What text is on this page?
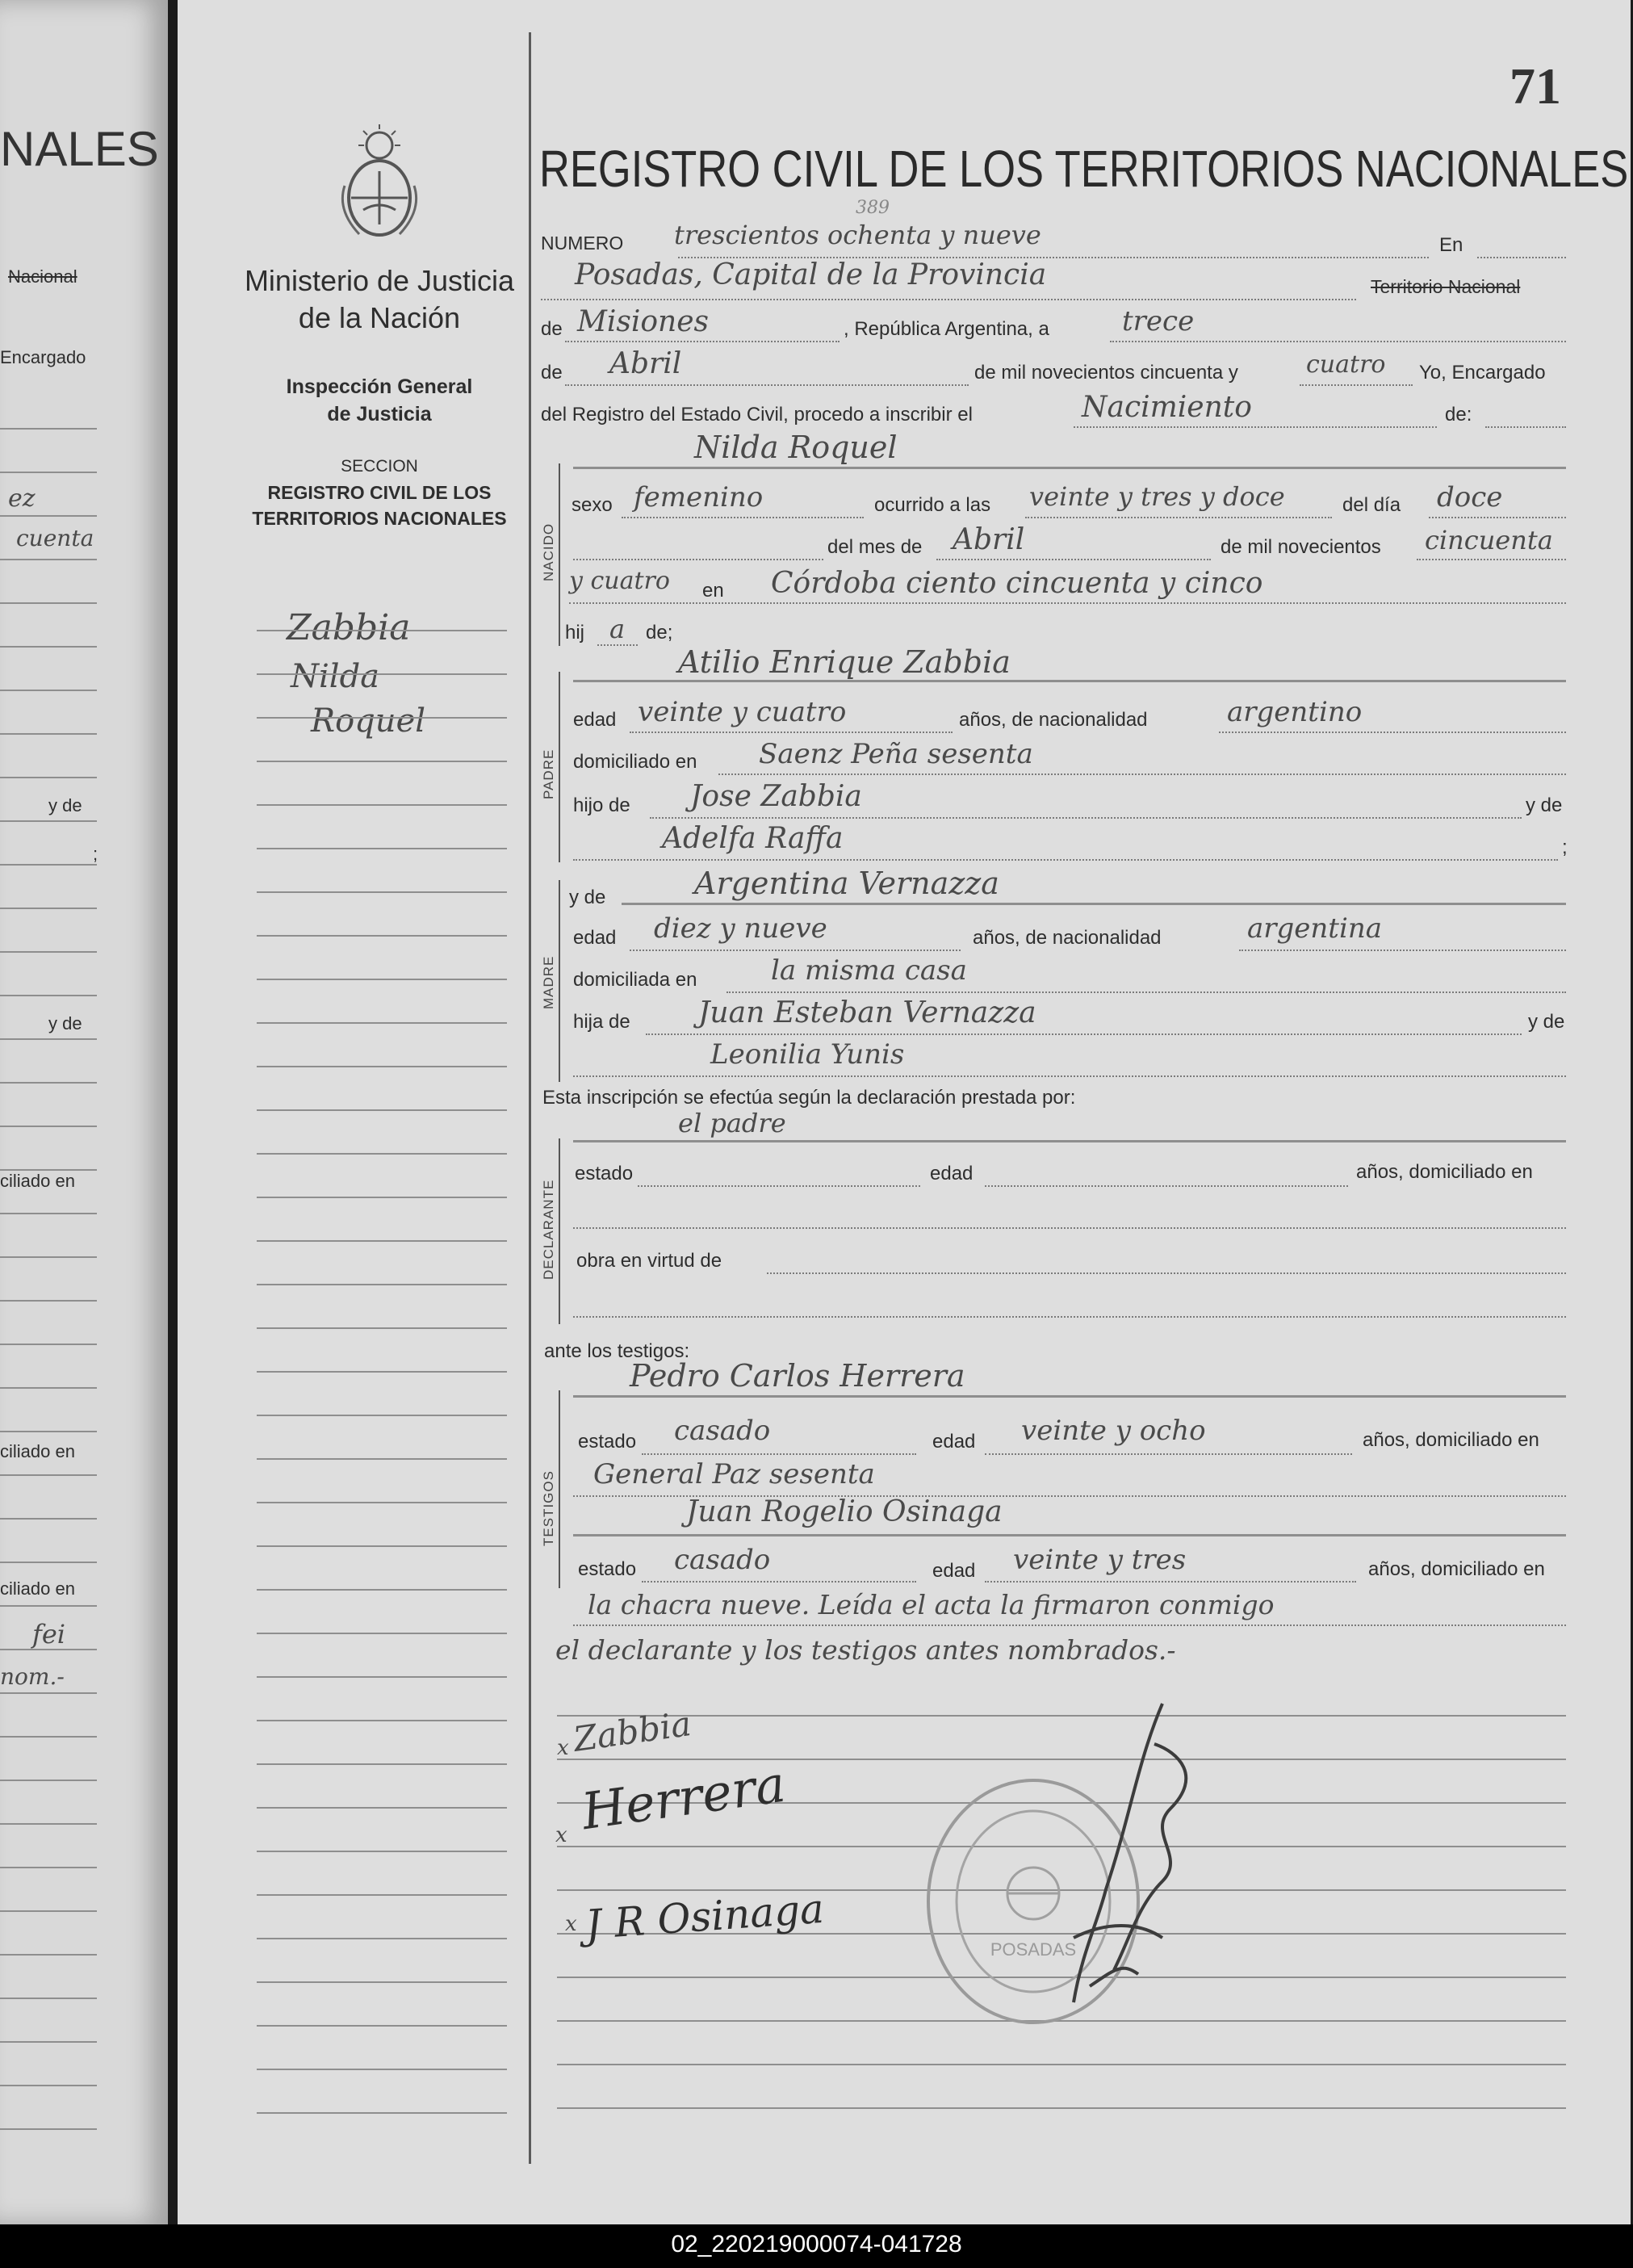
NALES
Nacional
Encargado
ez
cuenta
y de
;
y de
ciliado en
ciliado en
ciliado en
fei
nom.-
71
Ministerio de Justicia
de la Nación
Inspección General
de Justicia
SECCION
REGISTRO CIVIL DE LOS
TERRITORIOS NACIONALES
Zabbia
Nilda
Roquel
REGISTRO CIVIL DE LOS TERRITORIOS NACIONALES
NUMERO
389
trescientos ochenta y nueve	En
Posadas, Capital de la Provincia	Territorio Nacional
de Misiones	, República Argentina, a	trece
de Abril	de mil novecientos cincuenta y	cuatro Yo, Encargado
del Registro del Estado Civil, procedo a inscribir el	Nacimiento	de:
NACIDO
Nilda Roquel
sexo femenino	ocurrido a las veinte y tres y doce	del día doce
del mes de Abril	de mil novecientos cincuenta
y cuatro en Córdoba ciento cincuenta y cinco
hij a de;
PADRE
Atilio Enrique Zabbia
edad veinte y cuatro	años, de nacionalidad	argentino
domiciliado en Saenz Peña sesenta
hijo de Jose Zabbia	y de
Adelfa Raffa	;
MADRE
y de	Argentina Vernazza
edad diez y nueve	años, de nacionalidad	argentina
domiciliada en	la misma casa
hija de Juan Esteban Vernazza	y de
Leonilia Yunis
Esta inscripción se efectúa según la declaración prestada por:
DECLARANTE
el padre
estado	edad	años, domiciliado en
obra en virtud de
ante los testigos:
TESTIGOS
Pedro Carlos Herrera
estado casado	edad veinte y ocho	años, domiciliado en
General Paz sesenta
Juan Rogelio Osinaga
estado casado	edad veinte y tres	años, domiciliado en
la chacra nueve. Leída el acta la firmaron conmigo
el declarante y los testigos antes nombrados.-
x Zabbia
x Herrera
x J R Osinaga
POSADAS
02_220219000074-041728
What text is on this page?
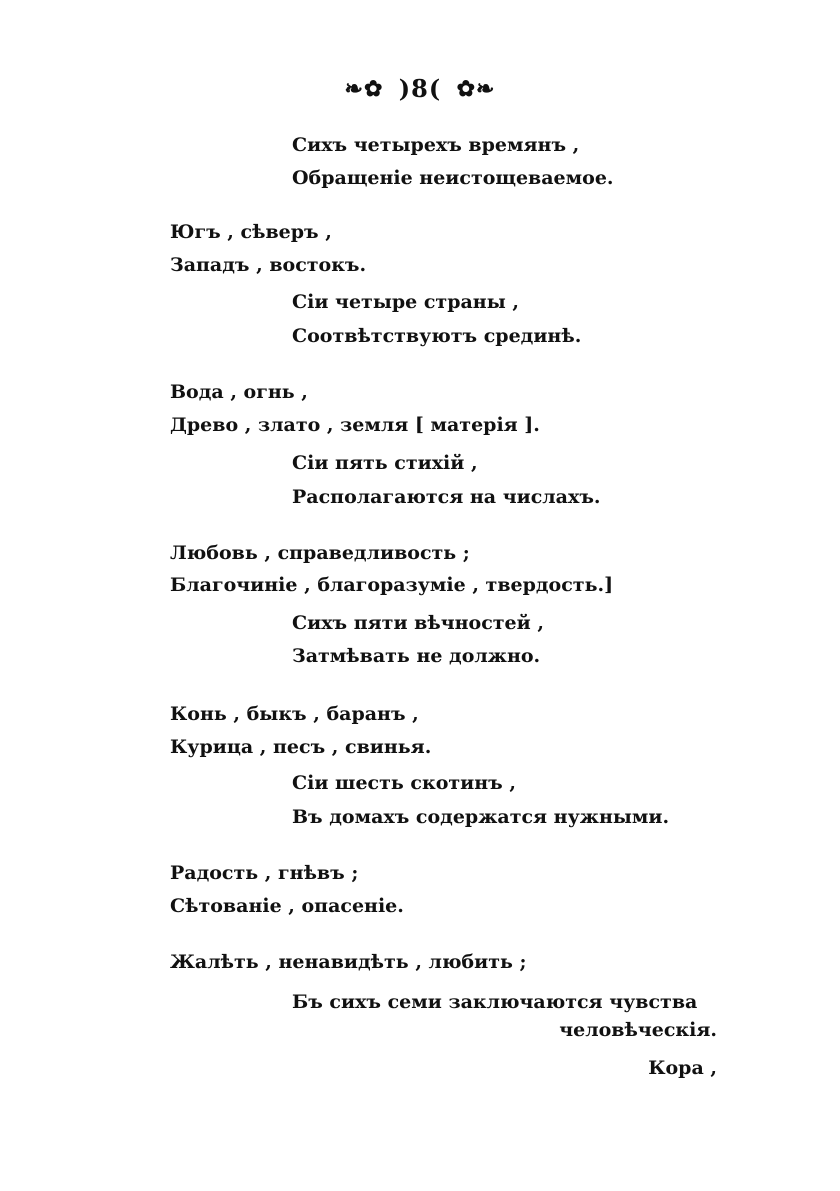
❧✿ )8( ✿❧
Сихъ четырехъ времянъ ,
Обращеніе неистощеваемое.
Югъ , сѣверъ ,
Западъ , востокъ.
Сіи четыре страны ,
Соотвѣтствуютъ срединѣ.
Вода , огнь ,
Древо , злато , земля [ матерія ].
Сіи пять стихій ,
Располагаются на числахъ.
Любовь , справедливость ;
Благочиніе , благоразуміе , твердость.]
Сихъ пяти вѣчностей ,
Затмѣвать не должно.
Конь , быкъ , баранъ ,
Курица , песъ , свинья.
Сіи шесть скотинъ ,
Въ домахъ содержатся нужными.
Радость , гнѣвъ ;
Сѣтованіе , опасеніе.
Жалѣть , ненавидѣть , любить ;
Бъ сихъ семи заключаются чувства
человѣческія.
Кора ,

**Directions for this task**:
In the entries above, identify every line with the word "Vernazza". Copy those lines.

**Solution for this problem**:
y de	Argentina Vernazza
hija de Juan Esteban Vernazza	y de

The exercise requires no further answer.